## What you should do:
Go through the listing beneath this task and return every line that carries the string "title".

## Listed records:
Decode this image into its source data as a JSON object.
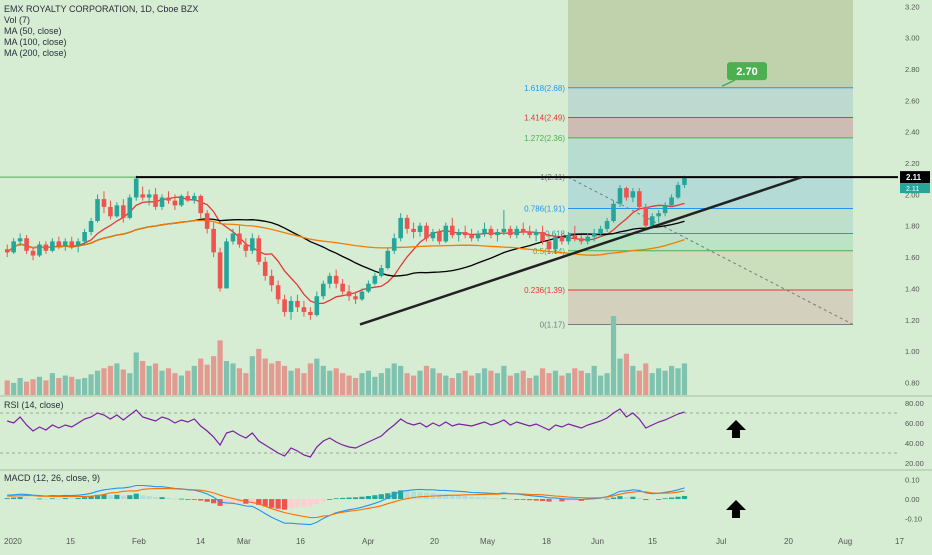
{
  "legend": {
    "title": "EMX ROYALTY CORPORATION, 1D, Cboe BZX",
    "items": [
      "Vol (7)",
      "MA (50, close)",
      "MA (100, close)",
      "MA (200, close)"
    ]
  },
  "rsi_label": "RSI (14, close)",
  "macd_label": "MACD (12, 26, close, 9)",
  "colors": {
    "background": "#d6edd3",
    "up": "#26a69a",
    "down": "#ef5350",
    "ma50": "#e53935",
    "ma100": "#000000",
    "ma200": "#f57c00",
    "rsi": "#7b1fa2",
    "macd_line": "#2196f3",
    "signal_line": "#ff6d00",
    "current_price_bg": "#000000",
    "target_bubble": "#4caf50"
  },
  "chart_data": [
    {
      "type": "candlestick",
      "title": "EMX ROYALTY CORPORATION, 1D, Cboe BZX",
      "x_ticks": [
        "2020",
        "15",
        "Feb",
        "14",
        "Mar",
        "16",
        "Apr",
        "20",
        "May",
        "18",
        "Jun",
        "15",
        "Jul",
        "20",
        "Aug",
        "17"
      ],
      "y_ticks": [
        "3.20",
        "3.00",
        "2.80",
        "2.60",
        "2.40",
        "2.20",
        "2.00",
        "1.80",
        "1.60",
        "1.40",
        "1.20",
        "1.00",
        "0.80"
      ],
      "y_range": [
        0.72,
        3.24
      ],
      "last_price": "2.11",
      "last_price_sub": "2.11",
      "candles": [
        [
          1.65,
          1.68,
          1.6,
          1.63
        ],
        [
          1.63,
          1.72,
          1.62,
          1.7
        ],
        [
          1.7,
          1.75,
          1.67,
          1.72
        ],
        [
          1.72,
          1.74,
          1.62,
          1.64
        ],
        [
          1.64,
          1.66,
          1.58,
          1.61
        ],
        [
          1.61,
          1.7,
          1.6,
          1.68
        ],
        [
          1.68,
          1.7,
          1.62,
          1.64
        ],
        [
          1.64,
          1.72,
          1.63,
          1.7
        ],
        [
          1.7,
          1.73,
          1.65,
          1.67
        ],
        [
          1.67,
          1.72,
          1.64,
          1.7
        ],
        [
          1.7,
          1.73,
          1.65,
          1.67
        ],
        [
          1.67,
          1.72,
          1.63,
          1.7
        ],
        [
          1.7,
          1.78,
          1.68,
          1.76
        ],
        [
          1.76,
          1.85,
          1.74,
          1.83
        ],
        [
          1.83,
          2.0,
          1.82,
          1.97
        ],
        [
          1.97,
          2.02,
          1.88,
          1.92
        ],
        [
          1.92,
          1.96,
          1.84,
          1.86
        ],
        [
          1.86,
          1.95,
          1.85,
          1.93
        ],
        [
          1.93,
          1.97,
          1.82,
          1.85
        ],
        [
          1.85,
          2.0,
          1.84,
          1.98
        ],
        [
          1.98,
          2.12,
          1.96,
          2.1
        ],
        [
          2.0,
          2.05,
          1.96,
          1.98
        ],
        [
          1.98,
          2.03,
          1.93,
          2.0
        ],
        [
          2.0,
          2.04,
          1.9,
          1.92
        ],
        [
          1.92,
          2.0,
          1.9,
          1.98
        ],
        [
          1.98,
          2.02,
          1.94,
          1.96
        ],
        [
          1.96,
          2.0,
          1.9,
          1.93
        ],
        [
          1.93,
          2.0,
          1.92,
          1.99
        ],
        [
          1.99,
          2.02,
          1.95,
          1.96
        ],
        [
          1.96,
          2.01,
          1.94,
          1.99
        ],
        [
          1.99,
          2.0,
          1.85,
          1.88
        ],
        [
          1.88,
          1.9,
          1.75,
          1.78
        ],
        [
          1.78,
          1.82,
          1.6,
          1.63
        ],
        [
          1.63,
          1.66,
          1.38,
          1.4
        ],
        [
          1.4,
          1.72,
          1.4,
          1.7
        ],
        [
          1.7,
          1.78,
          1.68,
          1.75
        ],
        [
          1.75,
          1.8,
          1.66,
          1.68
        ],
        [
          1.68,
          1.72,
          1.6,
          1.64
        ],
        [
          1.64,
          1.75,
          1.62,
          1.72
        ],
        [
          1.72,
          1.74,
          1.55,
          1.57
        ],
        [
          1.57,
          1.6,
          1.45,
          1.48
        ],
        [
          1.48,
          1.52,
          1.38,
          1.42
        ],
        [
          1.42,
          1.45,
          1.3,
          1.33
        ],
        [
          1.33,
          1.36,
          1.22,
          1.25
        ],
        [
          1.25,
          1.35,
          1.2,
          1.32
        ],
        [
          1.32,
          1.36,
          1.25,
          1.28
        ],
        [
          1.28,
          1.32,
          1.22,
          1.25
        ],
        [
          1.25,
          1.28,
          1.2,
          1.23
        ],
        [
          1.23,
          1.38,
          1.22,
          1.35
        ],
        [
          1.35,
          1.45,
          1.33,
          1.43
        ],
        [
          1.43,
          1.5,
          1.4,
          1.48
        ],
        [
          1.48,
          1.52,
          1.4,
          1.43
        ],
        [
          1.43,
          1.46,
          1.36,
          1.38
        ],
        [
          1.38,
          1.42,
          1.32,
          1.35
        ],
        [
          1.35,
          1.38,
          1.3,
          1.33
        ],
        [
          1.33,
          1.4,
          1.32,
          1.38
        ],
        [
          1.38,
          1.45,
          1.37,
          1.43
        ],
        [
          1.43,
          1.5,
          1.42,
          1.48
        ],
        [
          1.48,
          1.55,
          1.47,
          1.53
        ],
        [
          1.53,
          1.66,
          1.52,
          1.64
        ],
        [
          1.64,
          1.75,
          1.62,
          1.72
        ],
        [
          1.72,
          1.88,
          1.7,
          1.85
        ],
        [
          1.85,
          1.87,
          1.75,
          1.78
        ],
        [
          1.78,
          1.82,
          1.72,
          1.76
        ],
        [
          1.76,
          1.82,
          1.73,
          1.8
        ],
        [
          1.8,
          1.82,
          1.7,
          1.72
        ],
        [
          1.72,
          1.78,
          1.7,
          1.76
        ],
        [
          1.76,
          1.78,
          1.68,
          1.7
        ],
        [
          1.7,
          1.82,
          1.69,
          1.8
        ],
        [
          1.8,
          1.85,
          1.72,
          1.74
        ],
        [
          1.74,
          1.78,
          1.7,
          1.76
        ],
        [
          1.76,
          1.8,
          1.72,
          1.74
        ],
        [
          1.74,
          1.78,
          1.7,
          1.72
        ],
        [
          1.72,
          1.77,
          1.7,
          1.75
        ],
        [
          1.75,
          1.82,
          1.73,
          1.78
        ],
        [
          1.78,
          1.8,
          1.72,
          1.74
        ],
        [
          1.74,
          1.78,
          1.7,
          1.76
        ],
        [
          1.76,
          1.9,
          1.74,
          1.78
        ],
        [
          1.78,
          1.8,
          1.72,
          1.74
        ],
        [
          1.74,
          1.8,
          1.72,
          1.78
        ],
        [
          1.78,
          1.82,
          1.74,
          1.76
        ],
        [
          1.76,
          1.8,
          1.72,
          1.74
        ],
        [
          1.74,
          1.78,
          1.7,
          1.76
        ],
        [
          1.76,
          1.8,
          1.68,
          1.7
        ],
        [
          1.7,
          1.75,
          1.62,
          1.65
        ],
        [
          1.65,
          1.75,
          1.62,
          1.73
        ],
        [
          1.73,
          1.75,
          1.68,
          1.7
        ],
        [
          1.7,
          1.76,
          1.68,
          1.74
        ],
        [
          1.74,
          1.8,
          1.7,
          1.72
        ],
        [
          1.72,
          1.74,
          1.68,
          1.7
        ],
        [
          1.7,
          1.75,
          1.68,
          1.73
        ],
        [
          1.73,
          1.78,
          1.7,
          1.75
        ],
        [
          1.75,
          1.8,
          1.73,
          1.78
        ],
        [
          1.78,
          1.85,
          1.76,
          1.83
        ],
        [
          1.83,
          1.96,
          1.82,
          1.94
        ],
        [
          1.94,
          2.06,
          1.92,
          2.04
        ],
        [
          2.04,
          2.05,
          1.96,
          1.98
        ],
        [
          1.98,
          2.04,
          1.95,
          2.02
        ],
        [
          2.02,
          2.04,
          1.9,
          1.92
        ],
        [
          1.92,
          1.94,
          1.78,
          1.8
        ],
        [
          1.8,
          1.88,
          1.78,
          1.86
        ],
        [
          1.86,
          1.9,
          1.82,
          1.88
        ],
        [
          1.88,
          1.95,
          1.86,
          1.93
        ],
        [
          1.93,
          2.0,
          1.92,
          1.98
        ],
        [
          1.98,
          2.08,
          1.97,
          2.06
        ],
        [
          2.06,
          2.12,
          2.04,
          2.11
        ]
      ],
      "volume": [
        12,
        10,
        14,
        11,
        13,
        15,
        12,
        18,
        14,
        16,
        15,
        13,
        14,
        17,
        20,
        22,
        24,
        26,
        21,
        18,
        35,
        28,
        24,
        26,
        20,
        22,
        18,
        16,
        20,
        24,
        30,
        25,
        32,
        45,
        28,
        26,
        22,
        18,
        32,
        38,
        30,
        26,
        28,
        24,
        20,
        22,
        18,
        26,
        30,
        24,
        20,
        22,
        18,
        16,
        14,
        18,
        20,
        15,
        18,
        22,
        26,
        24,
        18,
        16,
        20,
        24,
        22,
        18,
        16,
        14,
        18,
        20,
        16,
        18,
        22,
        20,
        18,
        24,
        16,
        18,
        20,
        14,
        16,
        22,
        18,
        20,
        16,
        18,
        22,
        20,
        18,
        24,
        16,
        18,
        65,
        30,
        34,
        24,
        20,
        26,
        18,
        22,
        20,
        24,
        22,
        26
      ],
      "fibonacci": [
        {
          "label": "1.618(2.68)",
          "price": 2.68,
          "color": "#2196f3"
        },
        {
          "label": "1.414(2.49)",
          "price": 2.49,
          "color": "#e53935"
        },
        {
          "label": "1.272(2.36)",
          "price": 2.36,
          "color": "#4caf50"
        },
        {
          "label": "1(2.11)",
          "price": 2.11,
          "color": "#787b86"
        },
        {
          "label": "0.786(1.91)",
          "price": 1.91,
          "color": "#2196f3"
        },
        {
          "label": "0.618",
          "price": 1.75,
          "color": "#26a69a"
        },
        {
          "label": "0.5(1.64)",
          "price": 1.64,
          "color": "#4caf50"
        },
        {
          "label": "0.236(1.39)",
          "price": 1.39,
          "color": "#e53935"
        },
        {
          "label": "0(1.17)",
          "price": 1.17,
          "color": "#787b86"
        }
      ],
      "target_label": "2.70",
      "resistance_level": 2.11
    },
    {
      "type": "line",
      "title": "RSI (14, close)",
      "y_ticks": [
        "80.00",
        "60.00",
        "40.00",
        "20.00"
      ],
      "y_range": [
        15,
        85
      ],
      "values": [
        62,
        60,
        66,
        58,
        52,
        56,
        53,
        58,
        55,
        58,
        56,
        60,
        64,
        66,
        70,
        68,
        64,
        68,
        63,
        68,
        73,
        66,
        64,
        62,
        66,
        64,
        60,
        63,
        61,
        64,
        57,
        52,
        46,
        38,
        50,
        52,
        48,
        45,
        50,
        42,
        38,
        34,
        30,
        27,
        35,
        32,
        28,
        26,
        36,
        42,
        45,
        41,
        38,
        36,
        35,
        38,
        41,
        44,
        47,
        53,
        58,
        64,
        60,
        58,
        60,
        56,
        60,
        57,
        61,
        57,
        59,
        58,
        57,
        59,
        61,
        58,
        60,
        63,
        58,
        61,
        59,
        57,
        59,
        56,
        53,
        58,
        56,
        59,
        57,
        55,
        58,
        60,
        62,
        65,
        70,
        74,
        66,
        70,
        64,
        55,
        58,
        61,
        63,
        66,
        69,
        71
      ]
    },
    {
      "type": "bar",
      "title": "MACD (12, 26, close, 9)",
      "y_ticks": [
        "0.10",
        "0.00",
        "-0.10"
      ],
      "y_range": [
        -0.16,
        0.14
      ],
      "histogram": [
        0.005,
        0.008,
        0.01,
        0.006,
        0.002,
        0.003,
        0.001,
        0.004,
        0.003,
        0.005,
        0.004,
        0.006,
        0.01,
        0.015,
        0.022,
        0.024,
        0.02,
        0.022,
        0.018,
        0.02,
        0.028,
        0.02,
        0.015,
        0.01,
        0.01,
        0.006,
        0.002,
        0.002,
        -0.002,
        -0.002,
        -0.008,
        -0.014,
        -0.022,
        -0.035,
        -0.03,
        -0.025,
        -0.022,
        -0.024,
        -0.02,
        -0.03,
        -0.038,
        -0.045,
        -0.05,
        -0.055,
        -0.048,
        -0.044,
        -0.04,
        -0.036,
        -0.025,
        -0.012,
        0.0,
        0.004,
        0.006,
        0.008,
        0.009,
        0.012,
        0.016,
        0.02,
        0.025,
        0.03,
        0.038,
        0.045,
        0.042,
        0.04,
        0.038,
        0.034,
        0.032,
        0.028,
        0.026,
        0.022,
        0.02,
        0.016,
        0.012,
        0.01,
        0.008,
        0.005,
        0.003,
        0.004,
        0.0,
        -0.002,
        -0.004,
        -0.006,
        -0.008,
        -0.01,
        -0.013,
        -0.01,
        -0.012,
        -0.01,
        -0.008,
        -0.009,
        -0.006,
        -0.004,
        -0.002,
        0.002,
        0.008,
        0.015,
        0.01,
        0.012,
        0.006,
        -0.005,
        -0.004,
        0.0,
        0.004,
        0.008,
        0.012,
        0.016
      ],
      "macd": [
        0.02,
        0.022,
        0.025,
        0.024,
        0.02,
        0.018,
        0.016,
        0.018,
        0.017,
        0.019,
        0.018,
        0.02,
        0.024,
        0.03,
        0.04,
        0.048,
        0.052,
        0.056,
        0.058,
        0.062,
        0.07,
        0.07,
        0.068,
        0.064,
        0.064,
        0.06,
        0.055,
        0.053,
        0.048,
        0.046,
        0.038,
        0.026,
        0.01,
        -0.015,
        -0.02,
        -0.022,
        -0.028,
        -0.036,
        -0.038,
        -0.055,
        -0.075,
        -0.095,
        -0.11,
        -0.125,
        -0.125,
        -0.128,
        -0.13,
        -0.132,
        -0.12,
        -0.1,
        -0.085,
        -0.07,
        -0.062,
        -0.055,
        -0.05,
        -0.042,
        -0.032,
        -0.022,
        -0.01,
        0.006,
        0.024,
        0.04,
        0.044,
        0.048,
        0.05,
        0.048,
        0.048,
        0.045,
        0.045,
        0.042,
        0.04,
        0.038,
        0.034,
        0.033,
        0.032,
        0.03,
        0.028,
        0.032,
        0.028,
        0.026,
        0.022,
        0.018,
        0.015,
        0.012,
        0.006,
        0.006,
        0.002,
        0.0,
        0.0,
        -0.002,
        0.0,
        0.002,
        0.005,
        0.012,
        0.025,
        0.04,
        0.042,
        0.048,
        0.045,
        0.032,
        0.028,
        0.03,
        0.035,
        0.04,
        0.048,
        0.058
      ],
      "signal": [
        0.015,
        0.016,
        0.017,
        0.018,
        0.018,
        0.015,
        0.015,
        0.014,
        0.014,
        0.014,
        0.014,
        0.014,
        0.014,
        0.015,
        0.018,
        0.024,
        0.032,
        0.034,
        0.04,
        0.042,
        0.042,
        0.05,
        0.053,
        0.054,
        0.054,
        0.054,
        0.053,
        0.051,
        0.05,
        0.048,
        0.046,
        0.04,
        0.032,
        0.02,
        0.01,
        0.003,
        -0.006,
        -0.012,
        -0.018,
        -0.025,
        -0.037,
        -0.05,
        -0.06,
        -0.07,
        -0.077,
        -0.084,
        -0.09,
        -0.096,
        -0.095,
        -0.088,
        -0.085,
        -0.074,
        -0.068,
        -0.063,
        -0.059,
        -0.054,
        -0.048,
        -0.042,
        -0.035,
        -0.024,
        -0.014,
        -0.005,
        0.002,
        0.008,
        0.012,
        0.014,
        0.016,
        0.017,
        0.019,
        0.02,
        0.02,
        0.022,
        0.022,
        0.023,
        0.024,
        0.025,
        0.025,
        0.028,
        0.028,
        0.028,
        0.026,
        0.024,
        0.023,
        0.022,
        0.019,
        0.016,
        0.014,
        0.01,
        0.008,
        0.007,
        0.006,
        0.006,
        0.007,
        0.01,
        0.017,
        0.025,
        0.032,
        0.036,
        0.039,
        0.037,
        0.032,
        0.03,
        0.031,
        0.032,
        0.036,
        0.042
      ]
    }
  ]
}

...

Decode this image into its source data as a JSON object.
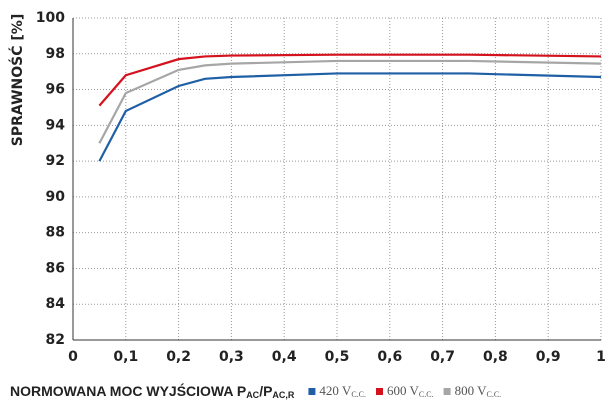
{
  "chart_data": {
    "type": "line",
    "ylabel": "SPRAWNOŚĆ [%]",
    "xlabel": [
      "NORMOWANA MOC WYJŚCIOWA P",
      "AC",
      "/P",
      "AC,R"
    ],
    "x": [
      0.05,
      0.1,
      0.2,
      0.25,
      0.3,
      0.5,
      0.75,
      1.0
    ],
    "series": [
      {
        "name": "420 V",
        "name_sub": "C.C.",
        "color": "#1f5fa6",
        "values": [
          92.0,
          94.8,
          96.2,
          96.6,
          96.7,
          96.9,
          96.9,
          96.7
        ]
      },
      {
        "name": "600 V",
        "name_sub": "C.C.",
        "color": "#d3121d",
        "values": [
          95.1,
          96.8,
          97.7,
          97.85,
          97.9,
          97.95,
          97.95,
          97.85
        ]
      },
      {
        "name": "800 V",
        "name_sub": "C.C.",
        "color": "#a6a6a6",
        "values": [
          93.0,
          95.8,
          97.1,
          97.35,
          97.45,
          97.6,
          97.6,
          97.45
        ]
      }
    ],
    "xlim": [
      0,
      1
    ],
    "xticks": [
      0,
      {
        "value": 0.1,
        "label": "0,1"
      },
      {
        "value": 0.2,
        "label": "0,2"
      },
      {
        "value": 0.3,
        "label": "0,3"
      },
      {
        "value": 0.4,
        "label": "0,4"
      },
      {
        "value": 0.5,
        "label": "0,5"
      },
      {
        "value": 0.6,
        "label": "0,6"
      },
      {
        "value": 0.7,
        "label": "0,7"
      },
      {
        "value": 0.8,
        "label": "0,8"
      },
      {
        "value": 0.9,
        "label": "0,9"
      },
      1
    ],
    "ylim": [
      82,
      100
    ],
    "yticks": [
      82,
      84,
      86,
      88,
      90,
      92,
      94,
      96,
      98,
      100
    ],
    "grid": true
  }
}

## Final answer:
    "title": "EMX ROYALTY CORPORATION, 1D, Cboe BZX",
      "title": "EMX ROYALTY CORPORATION, 1D, Cboe BZX",
      "title": "RSI (14, close)",
      "title": "MACD (12, 26, close, 9)",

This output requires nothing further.